**Objective**
Reproduce all of the material below with "Order Protect" swapped for "Order Guard" and everything else unchanged, leaving the pictures out.

===== Records supplied

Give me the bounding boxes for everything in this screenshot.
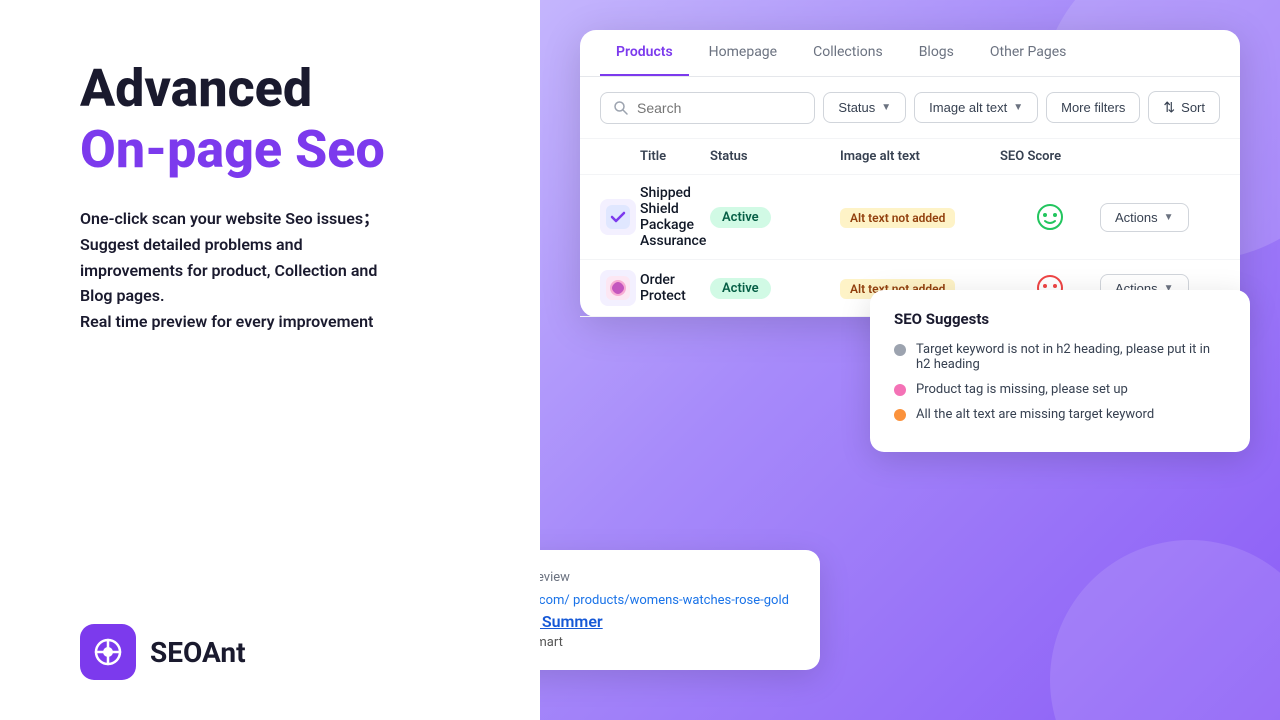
- product-status: Active: [710, 206, 840, 228]
- search-icon: [613, 100, 629, 116]
- seoant-logo-icon: [80, 624, 136, 680]
- table-header: Title Status Image alt text SEO Score: [580, 139, 1240, 175]
- google-preview-description: Rose Gold! Waterproof Smart: [540, 635, 796, 650]
- heading-seo: On-page Seo: [80, 121, 480, 178]
- google-preview-card: Google search engilne preview https://ut…: [540, 550, 820, 670]
- col-status: Status: [710, 149, 840, 164]
- seo-suggest-item: Product tag is missing, please set up: [894, 382, 1226, 397]
- tab-other-pages[interactable]: Other Pages: [974, 30, 1082, 76]
- seo-suggest-item: All the alt text are missing target keyw…: [894, 407, 1226, 422]
- right-panel: Products Homepage Collections Blogs Othe…: [540, 0, 1280, 720]
- main-card: Products Homepage Collections Blogs Othe…: [580, 30, 1240, 317]
- seo-score: [1000, 202, 1100, 232]
- sort-icon: ⇅: [1163, 99, 1175, 116]
- status-badge-active: Active: [710, 278, 771, 299]
- suggest-dot-pink: [894, 384, 906, 396]
- col-actions: [1100, 149, 1220, 164]
- product-thumbnail: [600, 199, 636, 235]
- deco-circle-2: [1050, 540, 1280, 720]
- seo-suggest-item: Target keyword is not in h2 heading, ple…: [894, 342, 1226, 372]
- product-status: Active: [710, 277, 840, 299]
- actions-button[interactable]: Actions ▼: [1100, 203, 1189, 232]
- google-preview-title: Women Watch 2022 Summer: [540, 612, 796, 631]
- more-filters-button[interactable]: More filters: [1046, 92, 1140, 123]
- google-preview-url: https://utoper.myshopify.com/ products/w…: [540, 593, 796, 608]
- left-content: Advanced On-page Seo One-click scan your…: [80, 60, 480, 334]
- search-box[interactable]: [600, 92, 815, 124]
- tab-collections[interactable]: Collections: [797, 30, 899, 76]
- google-preview-label: Google search engilne preview: [540, 570, 796, 585]
- product-thumbnail: [600, 270, 636, 306]
- col-thumb: [600, 149, 640, 164]
- chevron-down-icon: ▼: [881, 102, 891, 113]
- tab-homepage[interactable]: Homepage: [693, 30, 793, 76]
- table-row: Shipped Shield Package Assurance Active …: [580, 175, 1240, 260]
- search-input[interactable]: [637, 100, 802, 116]
- tab-bar: Products Homepage Collections Blogs Othe…: [580, 30, 1240, 77]
- suggest-dot-gray: [894, 344, 906, 356]
- actions-cell: Actions ▼: [1100, 203, 1220, 232]
- suggest-dot-orange: [894, 409, 906, 421]
- logo-area: SEOAnt: [80, 624, 480, 680]
- sort-button[interactable]: ⇅ Sort: [1148, 91, 1220, 124]
- description: One-click scan your website Seo issues； …: [80, 206, 480, 334]
- tab-blogs[interactable]: Blogs: [903, 30, 970, 76]
- seo-suggests-popup: SEO Suggests Target keyword is not in h2…: [870, 290, 1250, 452]
- alt-text-badge: Alt text not added: [840, 208, 955, 228]
- chevron-down-icon: ▼: [1164, 212, 1174, 223]
- toolbar: Status ▼ Image alt text ▼ More filters ⇅…: [580, 77, 1240, 139]
- col-seo-score: SEO Score: [1000, 149, 1100, 164]
- product-title: Shipped Shield Package Assurance: [640, 185, 710, 249]
- seo-popup-title: SEO Suggests: [894, 310, 1226, 328]
- left-panel: Advanced On-page Seo One-click scan your…: [0, 0, 540, 720]
- col-title: Title: [640, 149, 710, 164]
- logo-text: SEOAnt: [150, 636, 246, 669]
- status-filter-button[interactable]: Status ▼: [823, 92, 906, 123]
- heading-advanced: Advanced: [80, 60, 480, 117]
- image-alt-filter-button[interactable]: Image alt text ▼: [914, 92, 1038, 123]
- product-alt-text: Alt text not added: [840, 207, 1000, 228]
- col-image-alt: Image alt text: [840, 149, 1000, 164]
- tab-products[interactable]: Products: [600, 30, 689, 76]
- chevron-down-icon: ▼: [1013, 102, 1023, 113]
- product-title: Order Protect: [640, 272, 710, 304]
- status-badge-active: Active: [710, 207, 771, 228]
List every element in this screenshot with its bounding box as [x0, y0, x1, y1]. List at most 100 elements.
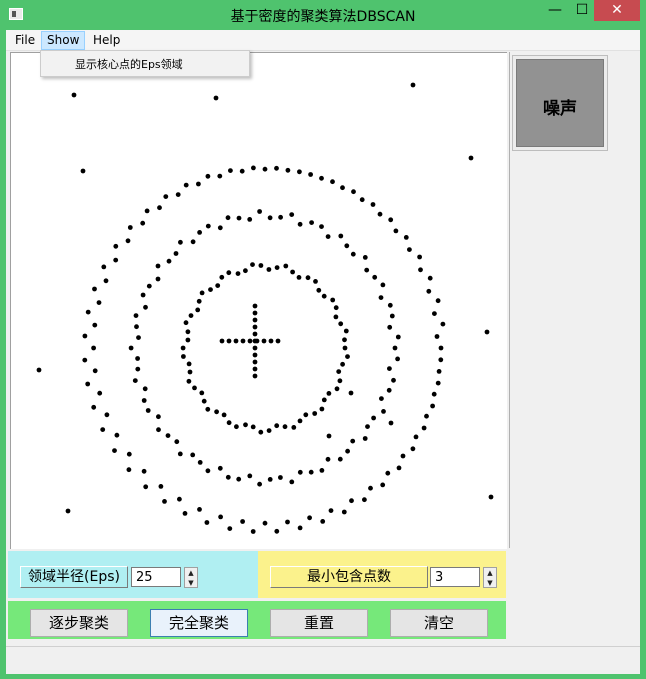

==========

**Written answer**
Give me the bounding boxes for everything in this screenshot.
- product-status: Active: [710, 206, 840, 228]
- search-icon: [613, 100, 629, 116]
- seoant-logo-icon: [80, 624, 136, 680]
- table-header: Title Status Image alt text SEO Score: [580, 139, 1240, 175]
- google-preview-description: Rose Gold! Waterproof Smart: [540, 635, 796, 650]
- heading-seo: On-page Seo: [80, 121, 480, 178]
- google-preview-card: Google search engilne preview https://ut…: [540, 550, 820, 670]
- col-status: Status: [710, 149, 840, 164]
- seo-suggest-item: Product tag is missing, please set up: [894, 382, 1226, 397]
- tab-other-pages[interactable]: Other Pages: [974, 30, 1082, 76]
- seo-suggest-item: All the alt text are missing target keyw…: [894, 407, 1226, 422]
- right-panel: Products Homepage Collections Blogs Othe…: [540, 0, 1280, 720]
- main-card: Products Homepage Collections Blogs Othe…: [580, 30, 1240, 317]
- seo-score: [1000, 202, 1100, 232]
- sort-icon: ⇅: [1163, 99, 1175, 116]
- status-badge-active: Active: [710, 278, 771, 299]
- suggest-dot-pink: [894, 384, 906, 396]
- col-actions: [1100, 149, 1220, 164]
- product-thumbnail: [600, 199, 636, 235]
- deco-circle-2: [1050, 540, 1280, 720]
- seo-suggest-item: Target keyword is not in h2 heading, ple…: [894, 342, 1226, 372]
- product-status: Active: [710, 277, 840, 299]
- actions-button[interactable]: Actions ▼: [1100, 203, 1189, 232]
- google-preview-title: Women Watch 2022 Summer: [540, 612, 796, 631]
- more-filters-button[interactable]: More filters: [1046, 92, 1140, 123]
- google-preview-url: https://utoper.myshopify.com/ products/w…: [540, 593, 796, 608]
- left-content: Advanced On-page Seo One-click scan your…: [80, 60, 480, 334]
- search-box[interactable]: [600, 92, 815, 124]
- tab-collections[interactable]: Collections: [797, 30, 899, 76]
- google-preview-label: Google search engilne preview: [540, 570, 796, 585]
- product-thumbnail: [600, 270, 636, 306]
- col-thumb: [600, 149, 640, 164]
- chevron-down-icon: ▼: [881, 102, 891, 113]
- tab-homepage[interactable]: Homepage: [693, 30, 793, 76]
- table-row: Shipped Shield Package Assurance Active …: [580, 175, 1240, 260]
- search-input[interactable]: [637, 100, 802, 116]
- tab-bar: Products Homepage Collections Blogs Othe…: [580, 30, 1240, 77]
- suggest-dot-gray: [894, 344, 906, 356]
- actions-cell: Actions ▼: [1100, 203, 1220, 232]
- suggest-dot-orange: [894, 409, 906, 421]
- logo-area: SEOAnt: [80, 624, 480, 680]
- sort-button[interactable]: ⇅ Sort: [1148, 91, 1220, 124]
- description: One-click scan your website Seo issues； …: [80, 206, 480, 334]
- tab-blogs[interactable]: Blogs: [903, 30, 970, 76]
- seo-suggests-popup: SEO Suggests Target keyword is not in h2…: [870, 290, 1250, 452]
- alt-text-badge: Alt text not added: [840, 208, 955, 228]
- chevron-down-icon: ▼: [1164, 212, 1174, 223]
- toolbar: Status ▼ Image alt text ▼ More filters ⇅…: [580, 77, 1240, 139]
- col-seo-score: SEO Score: [1000, 149, 1100, 164]
- product-title: Shipped Shield Package Assurance: [640, 185, 710, 249]
- seo-popup-title: SEO Suggests: [894, 310, 1226, 328]
- left-panel: Advanced On-page Seo One-click scan your…: [0, 0, 540, 720]
- col-title: Title: [640, 149, 710, 164]
- logo-text: SEOAnt: [150, 636, 246, 669]
- status-filter-button[interactable]: Status ▼: [823, 92, 906, 123]
- heading-advanced: Advanced: [80, 60, 480, 117]
- image-alt-filter-button[interactable]: Image alt text ▼: [914, 92, 1038, 123]
- product-alt-text: Alt text not added: [840, 207, 1000, 228]
- col-image-alt: Image alt text: [840, 149, 1000, 164]
- tab-products[interactable]: Products: [600, 30, 689, 76]
- chevron-down-icon: ▼: [1013, 102, 1023, 113]
- product-title: Order Guard: [640, 272, 710, 304]
- status-badge-active: Active: [710, 207, 771, 228]
List every element in this screenshot with its bounding box as [x0, y0, x1, y1]. List at most 100 elements.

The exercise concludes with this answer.